> [The problem]: Output the entries word for word. Omit images.

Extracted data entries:
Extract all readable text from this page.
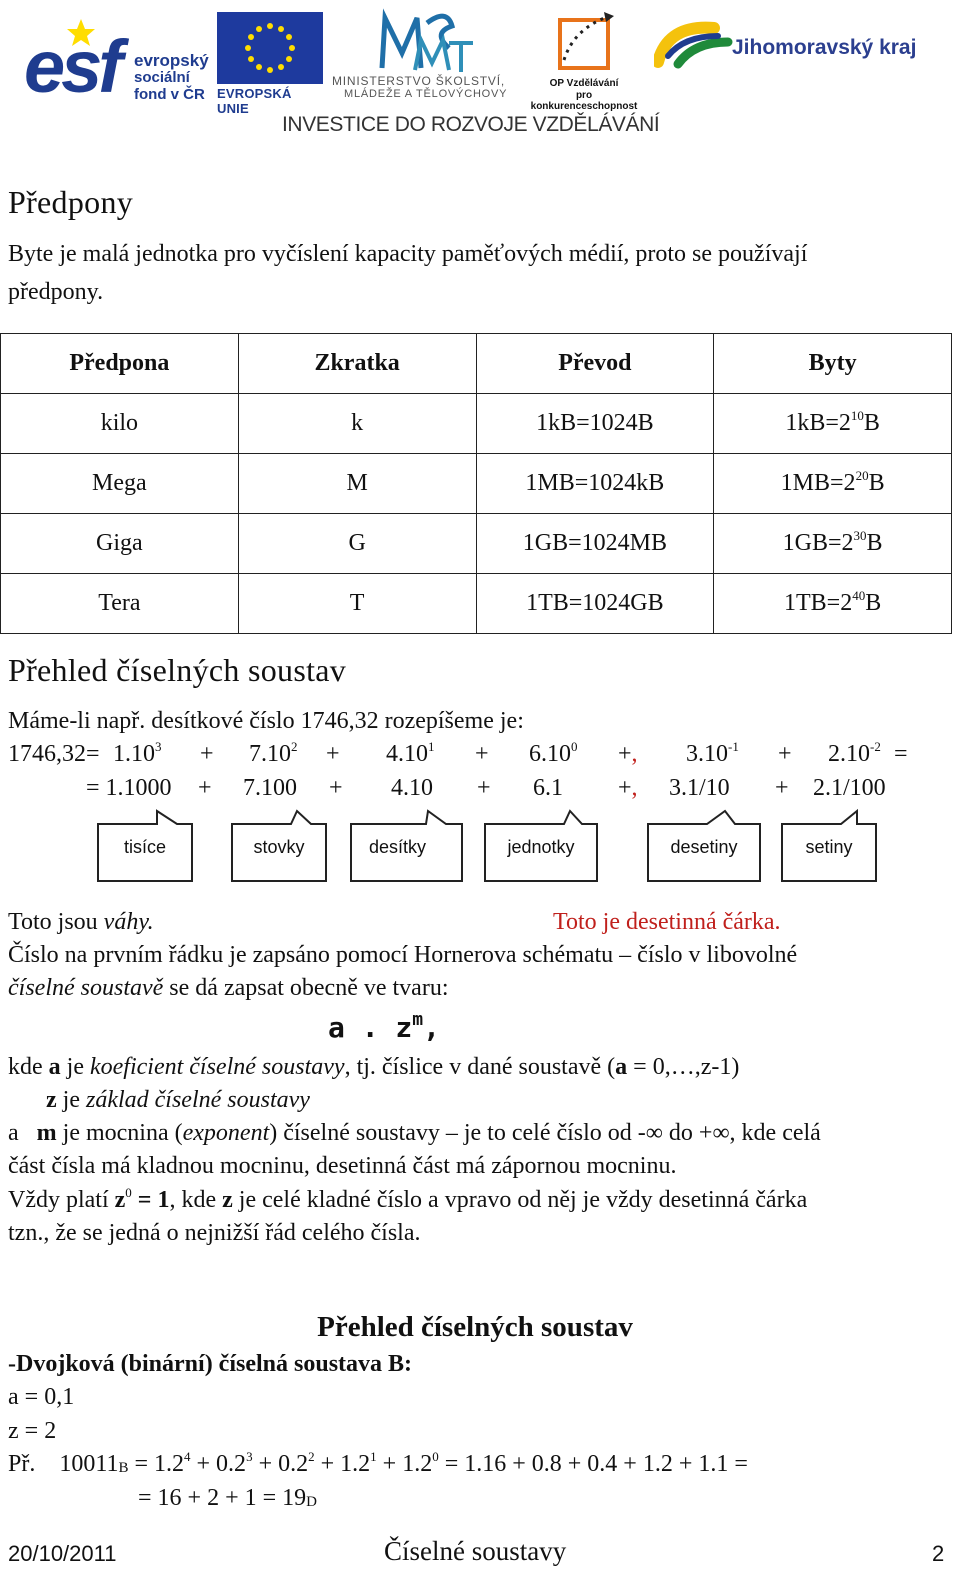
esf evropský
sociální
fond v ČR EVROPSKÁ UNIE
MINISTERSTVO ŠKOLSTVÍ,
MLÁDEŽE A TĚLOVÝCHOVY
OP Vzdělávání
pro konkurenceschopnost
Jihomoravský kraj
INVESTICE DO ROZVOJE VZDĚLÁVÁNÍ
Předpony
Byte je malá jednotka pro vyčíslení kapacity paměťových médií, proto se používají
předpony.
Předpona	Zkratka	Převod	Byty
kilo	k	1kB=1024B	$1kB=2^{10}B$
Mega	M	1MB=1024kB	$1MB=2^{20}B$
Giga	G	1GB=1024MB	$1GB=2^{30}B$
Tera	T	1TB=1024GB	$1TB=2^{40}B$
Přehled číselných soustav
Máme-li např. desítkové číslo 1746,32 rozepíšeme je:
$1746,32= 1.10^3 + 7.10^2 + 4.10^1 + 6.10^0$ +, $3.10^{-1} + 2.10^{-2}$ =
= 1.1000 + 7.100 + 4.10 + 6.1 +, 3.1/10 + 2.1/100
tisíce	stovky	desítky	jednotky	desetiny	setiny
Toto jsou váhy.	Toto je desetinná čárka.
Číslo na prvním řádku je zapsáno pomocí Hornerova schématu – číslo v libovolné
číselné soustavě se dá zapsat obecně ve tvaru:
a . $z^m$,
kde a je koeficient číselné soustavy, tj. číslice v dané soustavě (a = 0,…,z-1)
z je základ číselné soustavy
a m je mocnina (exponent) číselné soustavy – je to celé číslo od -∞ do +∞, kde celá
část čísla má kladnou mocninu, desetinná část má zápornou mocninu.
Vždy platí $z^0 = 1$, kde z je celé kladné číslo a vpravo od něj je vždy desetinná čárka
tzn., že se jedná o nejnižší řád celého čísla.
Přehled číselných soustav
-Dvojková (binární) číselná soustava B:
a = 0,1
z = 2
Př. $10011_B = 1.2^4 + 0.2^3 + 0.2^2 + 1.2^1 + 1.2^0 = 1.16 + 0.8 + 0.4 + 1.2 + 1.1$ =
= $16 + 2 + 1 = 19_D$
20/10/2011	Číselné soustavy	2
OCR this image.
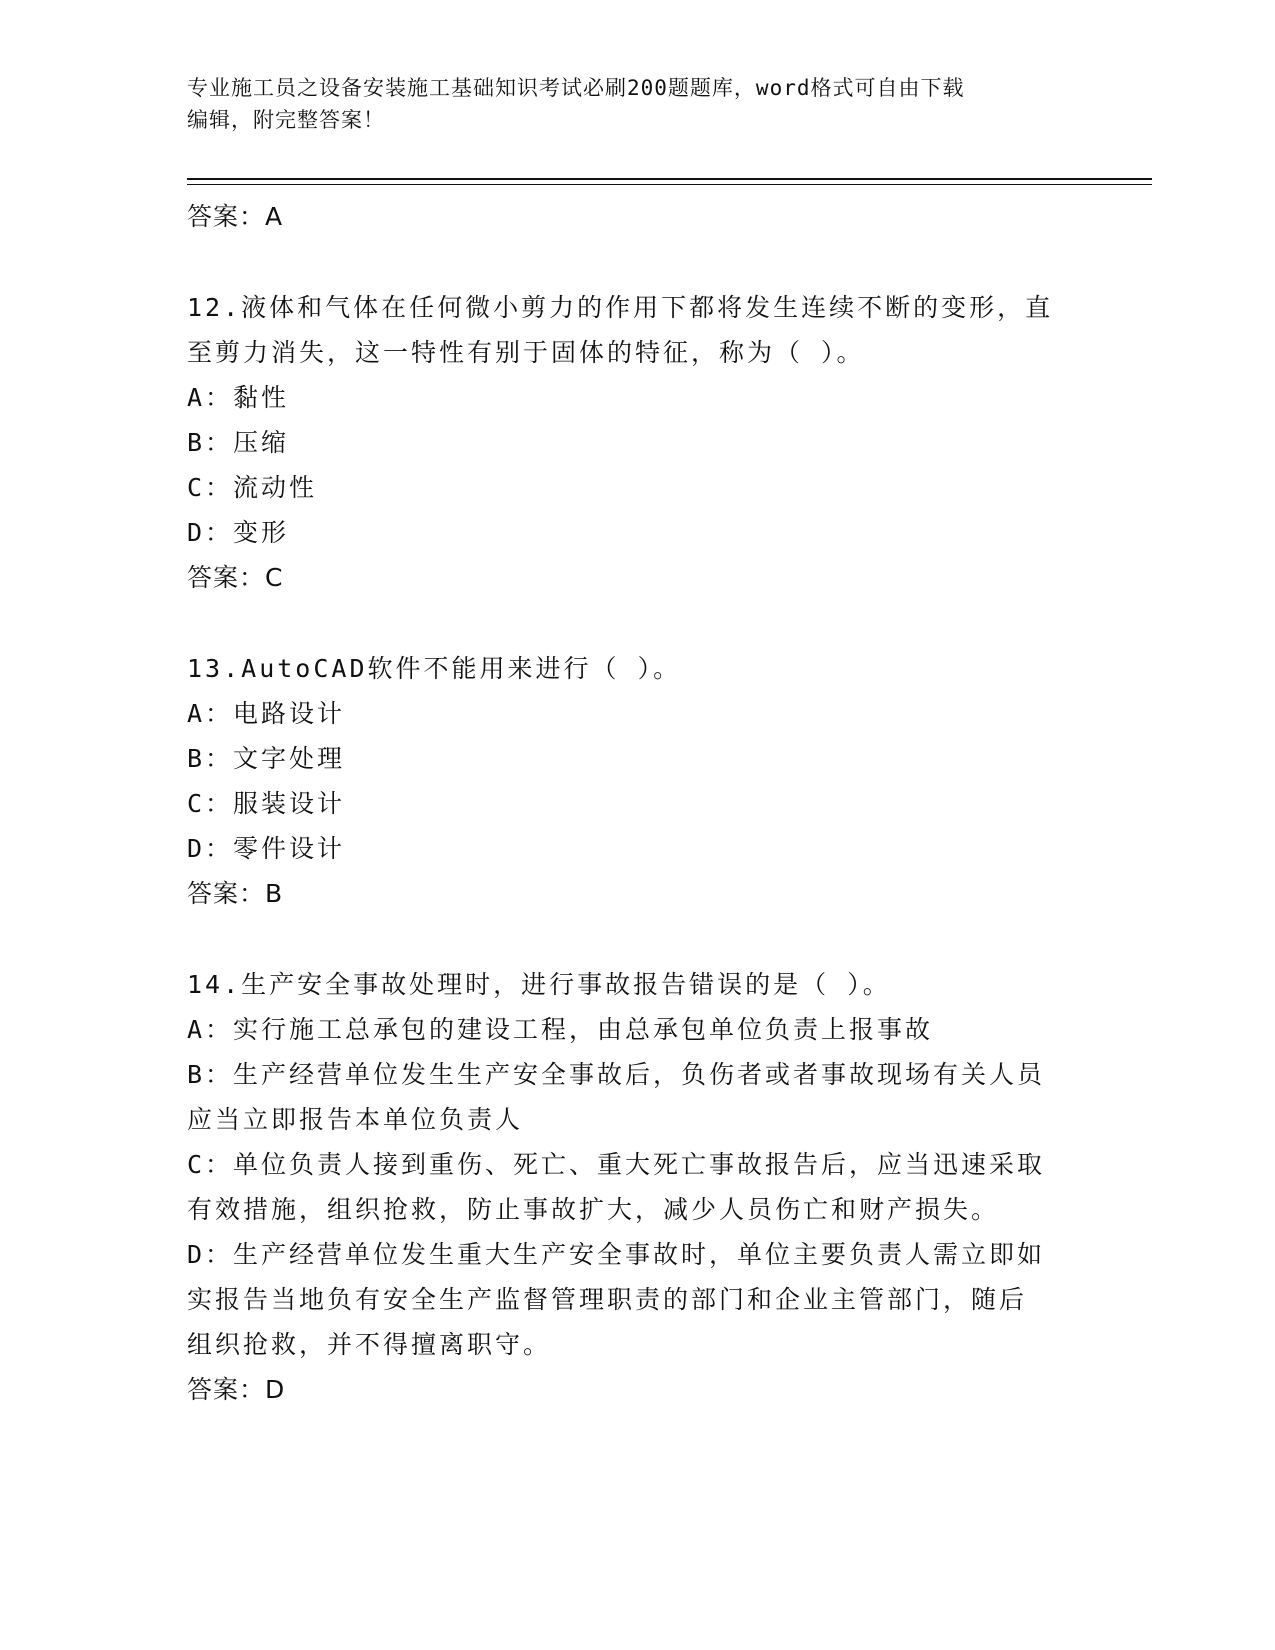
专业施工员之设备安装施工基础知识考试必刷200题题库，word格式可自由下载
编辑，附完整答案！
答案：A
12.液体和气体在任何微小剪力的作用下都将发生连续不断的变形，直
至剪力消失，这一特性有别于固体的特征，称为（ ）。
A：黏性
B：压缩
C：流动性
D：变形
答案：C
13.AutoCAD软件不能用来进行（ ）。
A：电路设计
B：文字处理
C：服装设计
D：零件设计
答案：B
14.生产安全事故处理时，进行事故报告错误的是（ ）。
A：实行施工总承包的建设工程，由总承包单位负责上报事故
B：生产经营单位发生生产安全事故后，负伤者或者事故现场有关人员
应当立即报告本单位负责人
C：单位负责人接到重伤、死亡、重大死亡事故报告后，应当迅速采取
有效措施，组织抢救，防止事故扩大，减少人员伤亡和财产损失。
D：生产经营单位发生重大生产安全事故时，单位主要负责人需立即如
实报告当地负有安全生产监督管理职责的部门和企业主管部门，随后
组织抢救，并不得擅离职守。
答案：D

> [Right answer]:
Extract all readable text from this page.
esf evropský
sociální
fond v ČR EVROPSKÁ UNIE
MINISTERSTVO ŠKOLSTVÍ,
MLÁDEŽE A TĚLOVÝCHOVY
OP Vzdělávání
pro konkurenceschopnost
Jihomoravský kraj
INVESTICE DO ROZVOJE VZDĚLÁVÁNÍ
Předpony
Byte je malá jednotka pro vyčíslení kapacity paměťových médií, proto se používají
předpony.
Předpona	Zkratka	Převod	Byty
kilo	k	1kB=1024B	$1kB=2^{10}B$
Mega	M	1MB=1024kB	$1MB=2^{20}B$
Giga	G	1GB=1024MB	$1GB=2^{30}B$
Tera	T	1TB=1024GB	$1TB=2^{40}B$
Přehled číselných soustav
Máme-li např. desítkové číslo 1746,32 rozepíšeme je:
$1746,32= 1.10^3 + 7.10^2 + 4.10^1 + 6.10^0$ +, $3.10^{-1} + 2.10^{-2}$ =
= 1.1000 + 7.100 + 4.10 + 6.1 +, 3.1/10 + 2.1/100
tisíce	stovky	desítky	jednotky	desetiny	setiny
Toto jsou váhy.	Toto je desetinná čárka.
Číslo na prvním řádku je zapsáno pomocí Hornerova schématu – číslo v libovolné
číselné soustavě se dá zapsat obecně ve tvaru:
a . $z^m$,
kde a je koeficient číselné soustavy, tj. číslice v dané soustavě (a = 0,…,z-1)
z je základ číselné soustavy
a m je mocnina (exponent) číselné soustavy – je to celé číslo od -∞ do +∞, kde celá
část čísla má kladnou mocninu, desetinná část má zápornou mocninu.
Vždy platí $z^0 = 1$, kde z je celé kladné číslo a vpravo od něj je vždy desetinná čárka
tzn., že se jedná o nejnižší řád celého čísla.
Přehled číselných soustav
-Dvojková (binární) číselná soustava B:
a = 0,1
z = 2
Př. $10011_B = 1.2^4 + 0.2^3 + 0.2^2 + 1.2^1 + 1.2^0 = 1.16 + 0.8 + 0.4 + 1.2 + 1.1$ =
= $16 + 2 + 1 = 19_D$
20/10/2011	Číselné soustavy	2
OCR this image.
专业施工员之设备安装施工基础知识考试必刷200题题库，word格式可自由下载
编辑，附完整答案！
答案：A
12.液体和气体在任何微小剪力的作用下都将发生连续不断的变形，直
至剪力消失，这一特性有别于固体的特征，称为（ ）。
A：黏性
B：压缩
C：流动性
D：变形
答案：C
13.AutoCAD软件不能用来进行（ ）。
A：电路设计
B：文字处理
C：服装设计
D：零件设计
答案：B
14.生产安全事故处理时，进行事故报告错误的是（ ）。
A：实行施工总承包的建设工程，由总承包单位负责上报事故
B：生产经营单位发生生产安全事故后，负伤者或者事故现场有关人员
应当立即报告本单位负责人
C：单位负责人接到重伤、死亡、重大死亡事故报告后，应当迅速采取
有效措施，组织抢救，防止事故扩大，减少人员伤亡和财产损失。
D：生产经营单位发生重大生产安全事故时，单位主要负责人需立即如
实报告当地负有安全生产监督管理职责的部门和企业主管部门，随后
组织抢救，并不得擅离职守。
答案：D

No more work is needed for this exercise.